■ Aim:
Extract every entry word for word.

>>>

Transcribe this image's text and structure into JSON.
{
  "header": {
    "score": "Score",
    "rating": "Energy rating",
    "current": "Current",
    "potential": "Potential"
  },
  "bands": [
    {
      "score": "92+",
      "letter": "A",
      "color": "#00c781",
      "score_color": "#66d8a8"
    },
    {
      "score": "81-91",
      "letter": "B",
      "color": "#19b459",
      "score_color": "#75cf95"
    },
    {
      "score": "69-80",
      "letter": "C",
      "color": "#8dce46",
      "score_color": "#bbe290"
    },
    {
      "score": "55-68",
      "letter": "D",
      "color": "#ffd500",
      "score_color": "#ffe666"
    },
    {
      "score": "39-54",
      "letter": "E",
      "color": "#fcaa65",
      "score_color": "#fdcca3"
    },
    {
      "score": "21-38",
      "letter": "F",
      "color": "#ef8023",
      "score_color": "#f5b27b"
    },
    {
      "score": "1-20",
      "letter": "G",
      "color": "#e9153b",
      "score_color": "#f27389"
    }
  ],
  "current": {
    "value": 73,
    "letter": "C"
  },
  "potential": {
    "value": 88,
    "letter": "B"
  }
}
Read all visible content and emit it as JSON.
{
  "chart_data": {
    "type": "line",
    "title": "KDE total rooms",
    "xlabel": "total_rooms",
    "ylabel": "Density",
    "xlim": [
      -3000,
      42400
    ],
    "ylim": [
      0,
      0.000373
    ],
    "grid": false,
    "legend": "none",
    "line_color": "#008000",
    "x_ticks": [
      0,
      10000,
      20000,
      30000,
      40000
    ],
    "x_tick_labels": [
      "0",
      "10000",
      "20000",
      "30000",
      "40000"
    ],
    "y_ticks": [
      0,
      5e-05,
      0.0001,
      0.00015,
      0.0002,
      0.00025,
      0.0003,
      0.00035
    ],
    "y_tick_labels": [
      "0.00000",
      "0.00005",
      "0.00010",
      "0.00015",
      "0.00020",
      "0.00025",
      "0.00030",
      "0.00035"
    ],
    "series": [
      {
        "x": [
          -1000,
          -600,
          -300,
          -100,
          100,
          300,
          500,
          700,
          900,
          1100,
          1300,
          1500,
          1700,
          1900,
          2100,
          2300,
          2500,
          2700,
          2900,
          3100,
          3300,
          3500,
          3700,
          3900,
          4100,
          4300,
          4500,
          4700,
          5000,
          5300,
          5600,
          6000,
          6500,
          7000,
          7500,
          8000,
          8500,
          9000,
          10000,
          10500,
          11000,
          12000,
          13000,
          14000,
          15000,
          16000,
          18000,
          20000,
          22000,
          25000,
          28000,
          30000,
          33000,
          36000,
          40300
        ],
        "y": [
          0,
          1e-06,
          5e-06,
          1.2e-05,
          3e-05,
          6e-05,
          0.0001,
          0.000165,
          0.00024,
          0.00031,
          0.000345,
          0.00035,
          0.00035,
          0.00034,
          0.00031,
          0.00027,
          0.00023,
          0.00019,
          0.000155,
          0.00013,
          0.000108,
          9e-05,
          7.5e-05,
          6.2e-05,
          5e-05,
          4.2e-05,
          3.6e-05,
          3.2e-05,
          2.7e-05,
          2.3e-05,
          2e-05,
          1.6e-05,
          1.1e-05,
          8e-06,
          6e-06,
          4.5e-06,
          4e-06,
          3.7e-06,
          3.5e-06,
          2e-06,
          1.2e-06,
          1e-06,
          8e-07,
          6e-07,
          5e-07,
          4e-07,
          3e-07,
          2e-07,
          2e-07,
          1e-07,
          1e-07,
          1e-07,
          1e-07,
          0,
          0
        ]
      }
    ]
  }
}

<<<

■ Correct result:
Transcribe this image's text and structure into JSON.
{
  "header": {
    "score": "Score",
    "rating": "Energy rating",
    "current": "Current",
    "potential": "Potential"
  },
  "bands": [
    {
      "score": "92+",
      "letter": "A",
      "color": "#00c781",
      "score_color": "#66d8a8"
    },
    {
      "score": "81-91",
      "letter": "B",
      "color": "#19b459",
      "score_color": "#75cf95"
    },
    {
      "score": "69-80",
      "letter": "C",
      "color": "#8dce46",
      "score_color": "#bbe290"
    },
    {
      "score": "55-68",
      "letter": "D",
      "color": "#ffd500",
      "score_color": "#ffe666"
    },
    {
      "score": "39-54",
      "letter": "E",
      "color": "#fcaa65",
      "score_color": "#fdcca3"
    },
    {
      "score": "21-38",
      "letter": "F",
      "color": "#ef8023",
      "score_color": "#f5b27b"
    },
    {
      "score": "1-20",
      "letter": "G",
      "color": "#e9153b",
      "score_color": "#f27389"
    }
  ],
  "current": {
    "value": 73,
    "letter": "C"
  },
  "potential": {
    "value": 88,
    "letter": "B"
  }
}
Read all visible content and emit it as JSON.
{
  "chart_data": {
    "type": "line",
    "title": "KDE total rooms",
    "xlabel": "total_rooms",
    "ylabel": "Density",
    "xlim": [
      -3000,
      42400
    ],
    "ylim": [
      0,
      0.000373
    ],
    "grid": false,
    "legend": "none",
    "line_color": "#008000",
    "x_ticks": [
      0,
      10000,
      20000,
      30000,
      40000
    ],
    "x_tick_labels": [
      "0",
      "10000",
      "20000",
      "30000",
      "40000"
    ],
    "y_ticks": [
      0,
      5e-05,
      0.0001,
      0.00015,
      0.0002,
      0.00025,
      0.0003,
      0.00035
    ],
    "y_tick_labels": [
      "0.00000",
      "0.00005",
      "0.00010",
      "0.00015",
      "0.00020",
      "0.00025",
      "0.00030",
      "0.00035"
    ],
    "series": [
      {
        "x": [
          -1000,
          -600,
          -300,
          -100,
          100,
          300,
          500,
          700,
          900,
          1100,
          1300,
          1500,
          1700,
          1900,
          2100,
          2300,
          2500,
          2700,
          2900,
          3100,
          3300,
          3500,
          3700,
          3900,
          4100,
          4300,
          4500,
          4700,
          5000,
          5300,
          5600,
          6000,
          6500,
          7000,
          7500,
          8000,
          8500,
          9000,
          10000,
          10500,
          11000,
          12000,
          13000,
          14000,
          15000,
          16000,
          18000,
          20000,
          22000,
          25000,
          28000,
          30000,
          33000,
          36000,
          40300
        ],
        "y": [
          0,
          1e-06,
          5e-06,
          1.2e-05,
          3e-05,
          6e-05,
          0.0001,
          0.000165,
          0.00024,
          0.00031,
          0.000345,
          0.00035,
          0.00035,
          0.00034,
          0.00031,
          0.00027,
          0.00023,
          0.00019,
          0.000155,
          0.00013,
          0.000108,
          9e-05,
          7.5e-05,
          6.2e-05,
          5e-05,
          4.2e-05,
          3.6e-05,
          3.2e-05,
          2.7e-05,
          2.3e-05,
          2e-05,
          1.6e-05,
          1.1e-05,
          8e-06,
          6e-06,
          4.5e-06,
          4e-06,
          3.7e-06,
          3.5e-06,
          2e-06,
          1.2e-06,
          1e-06,
          8e-07,
          6e-07,
          5e-07,
          4e-07,
          3e-07,
          2e-07,
          2e-07,
          1e-07,
          1e-07,
          1e-07,
          1e-07,
          0,
          0
        ]
      }
    ]
  }
}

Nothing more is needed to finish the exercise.